GIVEN INSTRUCTION: Output every line below without omitting or altering anything.

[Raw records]
[Begin]
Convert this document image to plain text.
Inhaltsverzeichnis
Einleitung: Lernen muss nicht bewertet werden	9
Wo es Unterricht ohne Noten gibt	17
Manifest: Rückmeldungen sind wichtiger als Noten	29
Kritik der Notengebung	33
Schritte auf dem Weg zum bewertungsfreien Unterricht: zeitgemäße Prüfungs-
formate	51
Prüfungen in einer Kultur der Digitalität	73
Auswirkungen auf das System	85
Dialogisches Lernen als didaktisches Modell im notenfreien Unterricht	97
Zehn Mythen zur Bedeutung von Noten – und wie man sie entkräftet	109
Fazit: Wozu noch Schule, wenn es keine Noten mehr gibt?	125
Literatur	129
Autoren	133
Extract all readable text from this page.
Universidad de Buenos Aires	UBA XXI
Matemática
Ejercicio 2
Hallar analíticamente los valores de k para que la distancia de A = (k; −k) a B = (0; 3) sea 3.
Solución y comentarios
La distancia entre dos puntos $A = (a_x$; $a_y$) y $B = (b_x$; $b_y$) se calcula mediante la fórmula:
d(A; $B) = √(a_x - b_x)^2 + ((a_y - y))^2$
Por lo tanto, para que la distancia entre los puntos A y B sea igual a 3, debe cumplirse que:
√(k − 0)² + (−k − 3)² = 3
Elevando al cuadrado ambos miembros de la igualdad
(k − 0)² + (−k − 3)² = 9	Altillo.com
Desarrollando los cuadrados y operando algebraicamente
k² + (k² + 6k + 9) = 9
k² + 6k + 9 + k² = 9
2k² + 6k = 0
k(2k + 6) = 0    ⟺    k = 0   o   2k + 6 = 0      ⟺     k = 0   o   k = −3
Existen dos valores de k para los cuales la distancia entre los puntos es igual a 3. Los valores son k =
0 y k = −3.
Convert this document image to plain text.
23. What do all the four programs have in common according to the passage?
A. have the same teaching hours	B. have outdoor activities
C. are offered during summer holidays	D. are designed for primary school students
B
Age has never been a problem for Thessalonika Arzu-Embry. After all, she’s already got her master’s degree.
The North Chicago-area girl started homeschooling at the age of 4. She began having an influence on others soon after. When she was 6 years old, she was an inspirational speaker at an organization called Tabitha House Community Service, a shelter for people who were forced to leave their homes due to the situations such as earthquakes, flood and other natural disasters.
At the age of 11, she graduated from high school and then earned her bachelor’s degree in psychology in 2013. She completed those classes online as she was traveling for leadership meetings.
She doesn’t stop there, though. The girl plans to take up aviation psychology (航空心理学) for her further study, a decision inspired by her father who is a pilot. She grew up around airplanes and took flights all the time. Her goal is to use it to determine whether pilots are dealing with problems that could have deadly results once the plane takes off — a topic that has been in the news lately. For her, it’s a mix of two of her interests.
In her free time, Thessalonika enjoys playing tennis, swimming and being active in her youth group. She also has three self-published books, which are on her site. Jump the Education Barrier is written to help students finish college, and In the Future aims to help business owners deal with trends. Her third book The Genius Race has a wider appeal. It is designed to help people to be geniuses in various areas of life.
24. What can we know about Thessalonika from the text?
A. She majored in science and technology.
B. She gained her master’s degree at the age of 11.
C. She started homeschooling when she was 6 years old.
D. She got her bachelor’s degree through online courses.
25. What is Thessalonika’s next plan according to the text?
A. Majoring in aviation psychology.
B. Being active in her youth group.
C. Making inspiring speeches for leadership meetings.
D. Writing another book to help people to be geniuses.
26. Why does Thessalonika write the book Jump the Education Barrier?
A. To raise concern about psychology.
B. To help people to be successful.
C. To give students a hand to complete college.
[End]
EXPECTED ANSWER:
Convert this document image to plain text.
Inhaltsverzeichnis
Einleitung: Lernen muss nicht bewertet werden	9
Wo es Unterricht ohne Noten gibt	17
Manifest: Rückmeldungen sind wichtiger als Noten	29
Kritik der Notengebung	33
Schritte auf dem Weg zum bewertungsfreien Unterricht: zeitgemäße Prüfungs-
formate	51
Prüfungen in einer Kultur der Digitalität	73
Auswirkungen auf das System	85
Dialogisches Lernen als didaktisches Modell im notenfreien Unterricht	97
Zehn Mythen zur Bedeutung von Noten – und wie man sie entkräftet	109
Fazit: Wozu noch Schule, wenn es keine Noten mehr gibt?	125
Literatur	129
Autoren	133
Extract all readable text from this page.
Universidad de Buenos Aires	UBA XXI
Matemática
Ejercicio 2
Hallar analíticamente los valores de k para que la distancia de A = (k; −k) a B = (0; 3) sea 3.
Solución y comentarios
La distancia entre dos puntos $A = (a_x$; $a_y$) y $B = (b_x$; $b_y$) se calcula mediante la fórmula:
d(A; $B) = √(a_x - b_x)^2 + ((a_y - y))^2$
Por lo tanto, para que la distancia entre los puntos A y B sea igual a 3, debe cumplirse que:
√(k − 0)² + (−k − 3)² = 3
Elevando al cuadrado ambos miembros de la igualdad
(k − 0)² + (−k − 3)² = 9	Altillo.com
Desarrollando los cuadrados y operando algebraicamente
k² + (k² + 6k + 9) = 9
k² + 6k + 9 + k² = 9
2k² + 6k = 0
k(2k + 6) = 0    ⟺    k = 0   o   2k + 6 = 0      ⟺     k = 0   o   k = −3
Existen dos valores de k para los cuales la distancia entre los puntos es igual a 3. Los valores son k =
0 y k = −3.
Convert this document image to plain text.
23. What do all the four programs have in common according to the passage?
A. have the same teaching hours	B. have outdoor activities
C. are offered during summer holidays	D. are designed for primary school students
B
Age has never been a problem for Thessalonika Arzu-Embry. After all, she’s already got her master’s degree.
The North Chicago-area girl started homeschooling at the age of 4. She began having an influence on others soon after. When she was 6 years old, she was an inspirational speaker at an organization called Tabitha House Community Service, a shelter for people who were forced to leave their homes due to the situations such as earthquakes, flood and other natural disasters.
At the age of 11, she graduated from high school and then earned her bachelor’s degree in psychology in 2013. She completed those classes online as she was traveling for leadership meetings.
She doesn’t stop there, though. The girl plans to take up aviation psychology (航空心理学) for her further study, a decision inspired by her father who is a pilot. She grew up around airplanes and took flights all the time. Her goal is to use it to determine whether pilots are dealing with problems that could have deadly results once the plane takes off — a topic that has been in the news lately. For her, it’s a mix of two of her interests.
In her free time, Thessalonika enjoys playing tennis, swimming and being active in her youth group. She also has three self-published books, which are on her site. Jump the Education Barrier is written to help students finish college, and In the Future aims to help business owners deal with trends. Her third book The Genius Race has a wider appeal. It is designed to help people to be geniuses in various areas of life.
24. What can we know about Thessalonika from the text?
A. She majored in science and technology.
B. She gained her master’s degree at the age of 11.
C. She started homeschooling when she was 6 years old.
D. She got her bachelor’s degree through online courses.
25. What is Thessalonika’s next plan according to the text?
A. Majoring in aviation psychology.
B. Being active in her youth group.
C. Making inspiring speeches for leadership meetings.
D. Writing another book to help people to be geniuses.
26. Why does Thessalonika write the book Jump the Education Barrier?
A. To raise concern about psychology.
B. To help people to be successful.
C. To give students a hand to complete college.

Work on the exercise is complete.